→ **PROVIDED DATA**
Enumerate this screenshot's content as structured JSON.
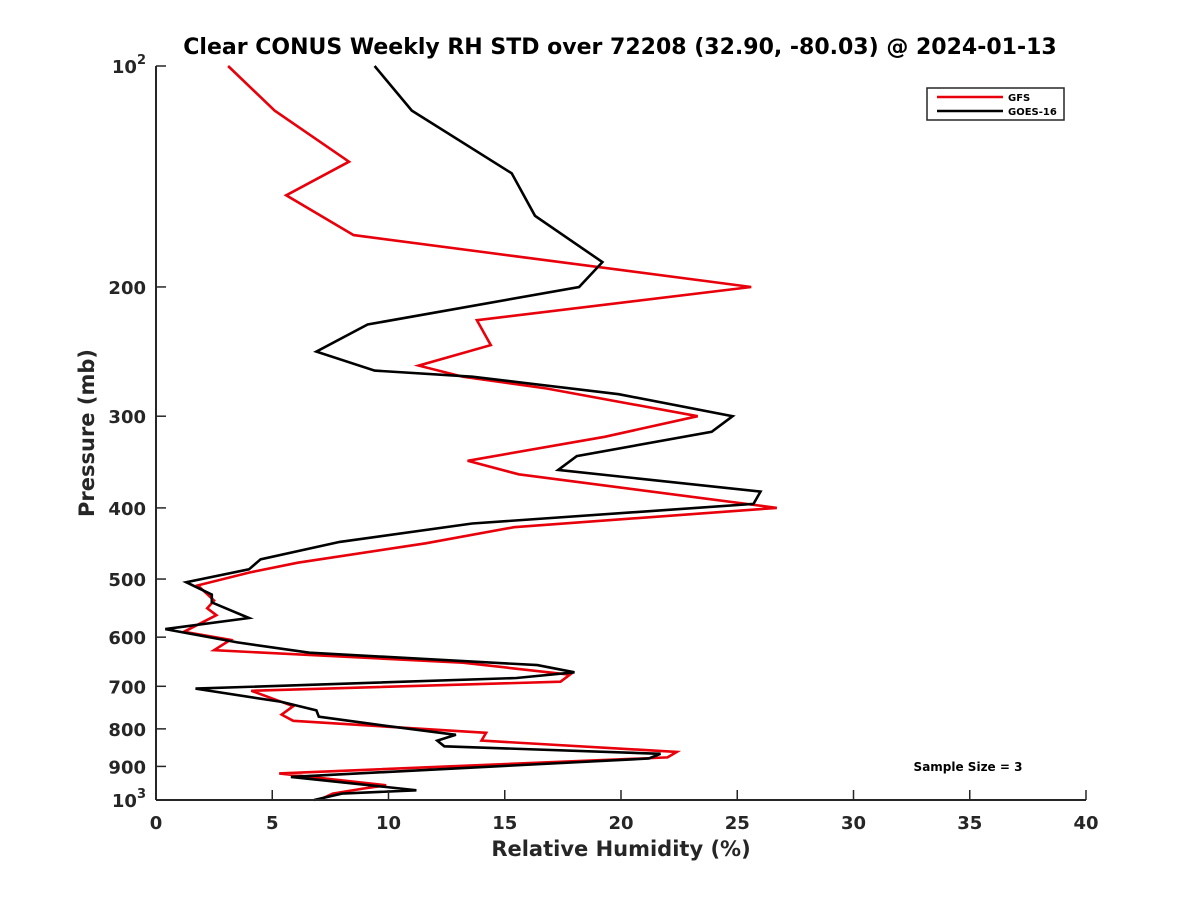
{
  "chart_data": {
    "type": "line",
    "title": "Clear CONUS Weekly RH STD over 72208 (32.90, -80.03) @ 2024-01-13",
    "xlabel": "Relative Humidity (%)",
    "ylabel": "Pressure (mb)",
    "xlim": [
      0,
      40
    ],
    "ylim": [
      100,
      1000
    ],
    "y_scale": "log",
    "y_reversed": true,
    "x_ticks": [
      0,
      5,
      10,
      15,
      20,
      25,
      30,
      35,
      40
    ],
    "x_tick_labels": [
      "0",
      "5",
      "10",
      "15",
      "20",
      "25",
      "30",
      "35",
      "40"
    ],
    "y_ticks": [
      100,
      200,
      300,
      400,
      500,
      600,
      700,
      800,
      900,
      1000
    ],
    "y_tick_labels": [
      {
        "base": "10",
        "exp": "2"
      },
      {
        "base": "200",
        "exp": ""
      },
      {
        "base": "300",
        "exp": ""
      },
      {
        "base": "400",
        "exp": ""
      },
      {
        "base": "500",
        "exp": ""
      },
      {
        "base": "600",
        "exp": ""
      },
      {
        "base": "700",
        "exp": ""
      },
      {
        "base": "800",
        "exp": ""
      },
      {
        "base": "900",
        "exp": ""
      },
      {
        "base": "10",
        "exp": "3"
      }
    ],
    "grid": false,
    "legend_position": "top-right",
    "annotation": "Sample Size = 3",
    "series": [
      {
        "name": "GFS",
        "color": "#e8000b",
        "points": [
          [
            3.1,
            100
          ],
          [
            5.1,
            115
          ],
          [
            8.3,
            135
          ],
          [
            5.6,
            150
          ],
          [
            8.5,
            170
          ],
          [
            25.6,
            200
          ],
          [
            13.8,
            222
          ],
          [
            14.4,
            240
          ],
          [
            11.3,
            256
          ],
          [
            13.2,
            265
          ],
          [
            16.8,
            275
          ],
          [
            23.3,
            300
          ],
          [
            19.3,
            320
          ],
          [
            13.4,
            345
          ],
          [
            15.6,
            360
          ],
          [
            26.7,
            400
          ],
          [
            15.4,
            425
          ],
          [
            11.6,
            447
          ],
          [
            6.1,
            475
          ],
          [
            4.0,
            490
          ],
          [
            1.8,
            510
          ],
          [
            2.5,
            535
          ],
          [
            2.2,
            548
          ],
          [
            2.6,
            560
          ],
          [
            1.2,
            590
          ],
          [
            3.2,
            605
          ],
          [
            2.5,
            625
          ],
          [
            13.2,
            650
          ],
          [
            17.8,
            675
          ],
          [
            17.4,
            690
          ],
          [
            4.1,
            710
          ],
          [
            5.9,
            745
          ],
          [
            5.4,
            765
          ],
          [
            5.9,
            780
          ],
          [
            14.2,
            810
          ],
          [
            14.0,
            830
          ],
          [
            22.4,
            860
          ],
          [
            22.0,
            875
          ],
          [
            5.3,
            920
          ],
          [
            9.9,
            955
          ],
          [
            8.9,
            965
          ],
          [
            7.6,
            980
          ],
          [
            7.0,
            1000
          ]
        ]
      },
      {
        "name": "GOES-16",
        "color": "#000000",
        "points": [
          [
            9.4,
            100
          ],
          [
            11.0,
            115
          ],
          [
            15.3,
            140
          ],
          [
            16.3,
            160
          ],
          [
            19.2,
            185
          ],
          [
            18.2,
            200
          ],
          [
            9.1,
            225
          ],
          [
            6.9,
            245
          ],
          [
            9.4,
            260
          ],
          [
            13.6,
            265
          ],
          [
            19.9,
            280
          ],
          [
            24.8,
            300
          ],
          [
            23.9,
            315
          ],
          [
            18.1,
            340
          ],
          [
            17.3,
            355
          ],
          [
            26.0,
            380
          ],
          [
            25.7,
            395
          ],
          [
            13.6,
            420
          ],
          [
            7.9,
            445
          ],
          [
            4.5,
            470
          ],
          [
            4.0,
            485
          ],
          [
            1.3,
            505
          ],
          [
            2.4,
            525
          ],
          [
            2.4,
            538
          ],
          [
            4.0,
            565
          ],
          [
            0.4,
            585
          ],
          [
            3.5,
            610
          ],
          [
            6.6,
            630
          ],
          [
            16.4,
            655
          ],
          [
            18.0,
            670
          ],
          [
            15.5,
            682
          ],
          [
            1.7,
            705
          ],
          [
            5.4,
            735
          ],
          [
            6.9,
            755
          ],
          [
            7.0,
            770
          ],
          [
            9.6,
            790
          ],
          [
            12.9,
            815
          ],
          [
            12.1,
            830
          ],
          [
            12.4,
            845
          ],
          [
            21.7,
            865
          ],
          [
            21.2,
            878
          ],
          [
            5.8,
            930
          ],
          [
            9.9,
            960
          ],
          [
            11.2,
            970
          ],
          [
            8.0,
            980
          ],
          [
            6.8,
            1000
          ]
        ]
      }
    ]
  }
}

→ **EXERCISE DETAILS**
Extract, from the material above, each line holding the word "base".

→ **EXERCISE OUTPUT**
        "base": "10",
        "base": "200",
        "base": "300",
        "base": "400",
        "base": "500",
        "base": "600",
        "base": "700",
        "base": "800",
        "base": "900",
        "base": "10",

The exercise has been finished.